(begin)

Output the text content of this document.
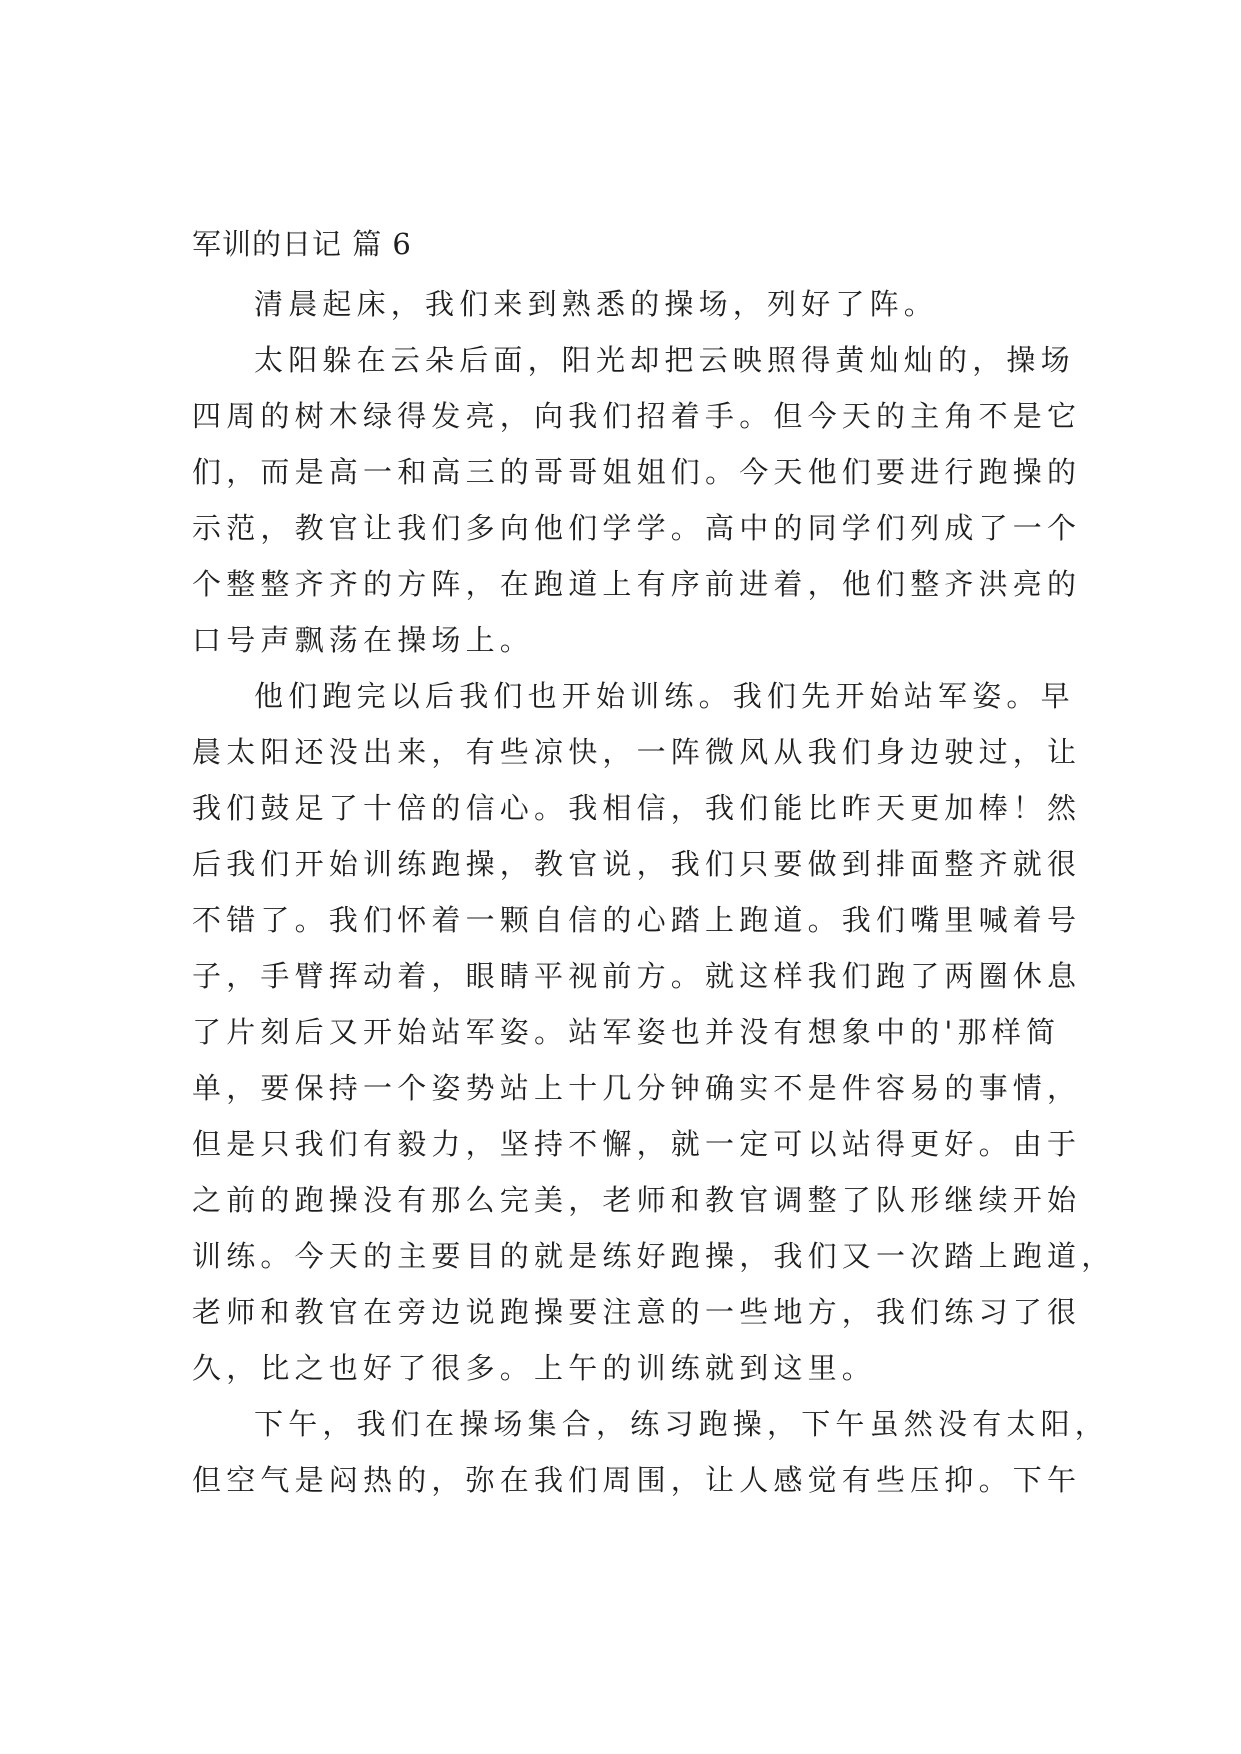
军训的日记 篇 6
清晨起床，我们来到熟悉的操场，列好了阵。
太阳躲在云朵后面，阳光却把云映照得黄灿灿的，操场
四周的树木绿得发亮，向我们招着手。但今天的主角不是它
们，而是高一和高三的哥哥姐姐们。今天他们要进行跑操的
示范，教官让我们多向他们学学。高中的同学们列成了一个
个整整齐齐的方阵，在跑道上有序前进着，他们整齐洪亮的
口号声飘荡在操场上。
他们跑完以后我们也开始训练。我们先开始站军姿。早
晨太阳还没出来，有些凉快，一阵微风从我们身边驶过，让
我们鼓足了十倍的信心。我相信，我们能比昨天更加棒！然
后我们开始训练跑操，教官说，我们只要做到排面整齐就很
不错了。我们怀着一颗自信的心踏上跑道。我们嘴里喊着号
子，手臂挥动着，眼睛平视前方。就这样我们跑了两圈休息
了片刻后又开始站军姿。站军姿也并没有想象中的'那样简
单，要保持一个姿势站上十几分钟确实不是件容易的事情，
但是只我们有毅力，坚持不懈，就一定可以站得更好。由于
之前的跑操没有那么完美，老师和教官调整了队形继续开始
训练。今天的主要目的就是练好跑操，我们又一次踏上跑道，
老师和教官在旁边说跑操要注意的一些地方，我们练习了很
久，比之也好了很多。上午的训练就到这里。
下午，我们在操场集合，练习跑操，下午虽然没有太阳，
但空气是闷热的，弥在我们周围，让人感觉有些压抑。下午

(end)
(begin)

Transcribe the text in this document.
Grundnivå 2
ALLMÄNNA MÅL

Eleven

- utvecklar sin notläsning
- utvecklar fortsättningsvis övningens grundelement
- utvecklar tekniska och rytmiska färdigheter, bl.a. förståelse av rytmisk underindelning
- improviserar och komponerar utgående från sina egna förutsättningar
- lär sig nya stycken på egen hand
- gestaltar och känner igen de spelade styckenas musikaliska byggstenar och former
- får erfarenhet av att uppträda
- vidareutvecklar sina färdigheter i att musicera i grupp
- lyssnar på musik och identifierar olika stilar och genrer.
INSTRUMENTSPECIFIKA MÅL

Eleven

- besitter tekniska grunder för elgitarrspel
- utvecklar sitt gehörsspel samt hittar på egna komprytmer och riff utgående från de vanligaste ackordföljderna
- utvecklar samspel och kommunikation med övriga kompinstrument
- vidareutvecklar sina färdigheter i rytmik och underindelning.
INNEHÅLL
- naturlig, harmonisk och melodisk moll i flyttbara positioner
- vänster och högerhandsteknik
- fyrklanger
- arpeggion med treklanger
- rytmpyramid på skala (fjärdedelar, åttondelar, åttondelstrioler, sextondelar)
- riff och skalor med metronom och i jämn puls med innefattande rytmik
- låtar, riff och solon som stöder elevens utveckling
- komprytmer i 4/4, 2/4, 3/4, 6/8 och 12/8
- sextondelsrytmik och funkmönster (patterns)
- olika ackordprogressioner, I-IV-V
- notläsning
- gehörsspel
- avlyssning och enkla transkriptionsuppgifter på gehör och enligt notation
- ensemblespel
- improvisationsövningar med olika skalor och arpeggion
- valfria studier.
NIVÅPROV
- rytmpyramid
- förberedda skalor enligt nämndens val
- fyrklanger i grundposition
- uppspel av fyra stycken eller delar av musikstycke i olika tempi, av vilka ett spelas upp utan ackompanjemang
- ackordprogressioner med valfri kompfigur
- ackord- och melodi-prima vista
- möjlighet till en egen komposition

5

(end)

**Exercise details**. Copy every line above in which the string "rytmpyramid" shows up.

**Solution for this exercise**.
- rytmpyramid på skala (fjärdedelar, åttondelar, åttondelstrioler, sextondelar)
- rytmpyramid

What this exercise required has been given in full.